(Entries taken from a collection)
□ □ □ □ □

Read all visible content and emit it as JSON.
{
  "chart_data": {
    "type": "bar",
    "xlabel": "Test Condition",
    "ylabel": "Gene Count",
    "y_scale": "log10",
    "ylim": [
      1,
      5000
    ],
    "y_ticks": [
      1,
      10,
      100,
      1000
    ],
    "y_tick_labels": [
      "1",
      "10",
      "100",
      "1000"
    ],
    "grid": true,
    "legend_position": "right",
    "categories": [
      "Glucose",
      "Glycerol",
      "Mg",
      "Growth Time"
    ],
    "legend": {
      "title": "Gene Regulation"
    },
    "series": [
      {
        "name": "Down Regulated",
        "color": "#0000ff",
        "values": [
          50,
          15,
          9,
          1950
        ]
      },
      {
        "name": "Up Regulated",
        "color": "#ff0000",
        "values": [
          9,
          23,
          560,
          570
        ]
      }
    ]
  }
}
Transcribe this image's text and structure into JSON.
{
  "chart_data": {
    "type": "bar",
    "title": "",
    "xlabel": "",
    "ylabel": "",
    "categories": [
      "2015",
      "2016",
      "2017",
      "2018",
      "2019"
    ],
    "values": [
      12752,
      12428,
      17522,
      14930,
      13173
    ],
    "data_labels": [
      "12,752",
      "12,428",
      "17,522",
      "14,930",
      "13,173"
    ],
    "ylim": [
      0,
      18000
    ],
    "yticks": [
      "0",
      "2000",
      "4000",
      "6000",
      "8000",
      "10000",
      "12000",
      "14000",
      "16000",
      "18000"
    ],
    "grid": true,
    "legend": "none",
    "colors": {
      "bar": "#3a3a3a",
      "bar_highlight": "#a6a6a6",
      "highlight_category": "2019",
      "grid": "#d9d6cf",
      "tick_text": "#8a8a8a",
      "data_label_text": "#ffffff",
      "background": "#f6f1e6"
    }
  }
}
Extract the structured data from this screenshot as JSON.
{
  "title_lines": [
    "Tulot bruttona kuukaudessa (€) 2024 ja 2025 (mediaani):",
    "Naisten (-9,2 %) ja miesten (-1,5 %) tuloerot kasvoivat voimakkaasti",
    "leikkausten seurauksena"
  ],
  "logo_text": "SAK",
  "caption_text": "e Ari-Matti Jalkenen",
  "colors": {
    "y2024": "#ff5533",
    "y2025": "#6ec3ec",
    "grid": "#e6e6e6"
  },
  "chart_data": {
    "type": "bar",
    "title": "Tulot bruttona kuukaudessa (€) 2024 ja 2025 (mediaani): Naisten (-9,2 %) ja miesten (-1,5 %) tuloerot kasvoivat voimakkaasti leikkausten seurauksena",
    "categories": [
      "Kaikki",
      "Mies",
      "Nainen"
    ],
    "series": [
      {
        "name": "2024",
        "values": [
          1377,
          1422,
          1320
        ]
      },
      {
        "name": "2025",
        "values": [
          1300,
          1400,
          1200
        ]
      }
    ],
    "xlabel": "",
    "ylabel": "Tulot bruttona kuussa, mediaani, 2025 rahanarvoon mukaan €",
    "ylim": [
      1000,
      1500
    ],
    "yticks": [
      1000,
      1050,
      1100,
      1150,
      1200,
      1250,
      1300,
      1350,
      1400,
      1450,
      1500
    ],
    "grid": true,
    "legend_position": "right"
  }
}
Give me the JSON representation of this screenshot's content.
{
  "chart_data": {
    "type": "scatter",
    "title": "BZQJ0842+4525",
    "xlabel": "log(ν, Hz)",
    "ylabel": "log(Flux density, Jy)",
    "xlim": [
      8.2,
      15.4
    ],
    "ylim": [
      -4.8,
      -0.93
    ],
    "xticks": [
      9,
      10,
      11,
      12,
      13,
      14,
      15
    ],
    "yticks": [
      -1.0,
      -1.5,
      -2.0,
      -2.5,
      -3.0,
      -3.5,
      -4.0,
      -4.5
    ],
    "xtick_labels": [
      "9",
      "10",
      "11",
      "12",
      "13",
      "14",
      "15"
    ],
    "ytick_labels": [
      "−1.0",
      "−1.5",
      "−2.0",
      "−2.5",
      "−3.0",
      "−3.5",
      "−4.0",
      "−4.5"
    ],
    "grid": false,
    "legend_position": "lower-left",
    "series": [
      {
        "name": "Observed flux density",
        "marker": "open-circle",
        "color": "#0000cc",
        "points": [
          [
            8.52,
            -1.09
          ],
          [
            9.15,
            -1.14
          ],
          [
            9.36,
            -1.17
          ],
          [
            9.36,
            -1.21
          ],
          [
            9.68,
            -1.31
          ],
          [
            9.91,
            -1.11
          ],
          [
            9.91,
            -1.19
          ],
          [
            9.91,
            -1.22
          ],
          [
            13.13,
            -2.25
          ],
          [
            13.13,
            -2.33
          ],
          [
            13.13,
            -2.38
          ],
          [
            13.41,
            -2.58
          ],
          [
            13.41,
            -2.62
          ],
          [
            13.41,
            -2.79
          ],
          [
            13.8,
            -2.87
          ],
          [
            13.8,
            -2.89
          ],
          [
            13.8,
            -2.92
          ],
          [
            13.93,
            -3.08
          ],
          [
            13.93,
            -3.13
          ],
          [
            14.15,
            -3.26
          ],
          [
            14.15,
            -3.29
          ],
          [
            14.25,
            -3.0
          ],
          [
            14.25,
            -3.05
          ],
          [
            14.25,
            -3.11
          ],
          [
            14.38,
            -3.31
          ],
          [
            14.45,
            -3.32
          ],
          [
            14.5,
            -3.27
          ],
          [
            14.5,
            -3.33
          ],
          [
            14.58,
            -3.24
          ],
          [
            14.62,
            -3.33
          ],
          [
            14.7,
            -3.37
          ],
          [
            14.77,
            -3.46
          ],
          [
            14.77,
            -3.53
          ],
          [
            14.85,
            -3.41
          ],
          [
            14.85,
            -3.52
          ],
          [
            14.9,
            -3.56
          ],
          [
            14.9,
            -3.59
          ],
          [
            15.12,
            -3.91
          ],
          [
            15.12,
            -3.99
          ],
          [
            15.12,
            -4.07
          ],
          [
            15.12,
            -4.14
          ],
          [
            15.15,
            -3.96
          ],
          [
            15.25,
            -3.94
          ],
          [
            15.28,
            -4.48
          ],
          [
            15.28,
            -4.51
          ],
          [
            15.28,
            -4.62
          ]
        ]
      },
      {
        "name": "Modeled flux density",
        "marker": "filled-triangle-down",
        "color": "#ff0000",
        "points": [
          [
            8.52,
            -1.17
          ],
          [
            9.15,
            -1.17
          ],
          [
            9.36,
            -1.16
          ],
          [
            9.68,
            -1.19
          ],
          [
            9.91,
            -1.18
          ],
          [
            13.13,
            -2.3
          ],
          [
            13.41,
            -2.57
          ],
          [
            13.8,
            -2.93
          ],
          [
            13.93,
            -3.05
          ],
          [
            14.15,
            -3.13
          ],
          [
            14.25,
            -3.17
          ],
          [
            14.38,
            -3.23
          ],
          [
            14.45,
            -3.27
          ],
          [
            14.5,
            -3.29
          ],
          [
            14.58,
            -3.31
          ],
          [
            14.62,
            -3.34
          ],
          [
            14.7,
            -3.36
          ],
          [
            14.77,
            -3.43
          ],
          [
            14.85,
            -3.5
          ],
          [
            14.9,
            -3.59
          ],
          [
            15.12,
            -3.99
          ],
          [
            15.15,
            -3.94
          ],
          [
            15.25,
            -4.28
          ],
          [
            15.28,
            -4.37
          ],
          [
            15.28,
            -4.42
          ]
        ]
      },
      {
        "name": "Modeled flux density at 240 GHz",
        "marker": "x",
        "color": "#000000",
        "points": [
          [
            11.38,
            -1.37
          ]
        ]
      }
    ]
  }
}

□ □ □ □ □

WRITTEN REQUEST: Within the data above, pick out all lines holding the word "Naisten".

TASK RESULT:
    "Naisten (-9,2 %) ja miesten (-1,5 %) tuloerot kasvoivat voimakkaasti",
    "title": "Tulot bruttona kuukaudessa (€) 2024 ja 2025 (mediaani): Naisten (-9,2 %) ja miesten (-1,5 %) tuloerot kasvoivat voimakkaasti leikkausten seurauksena",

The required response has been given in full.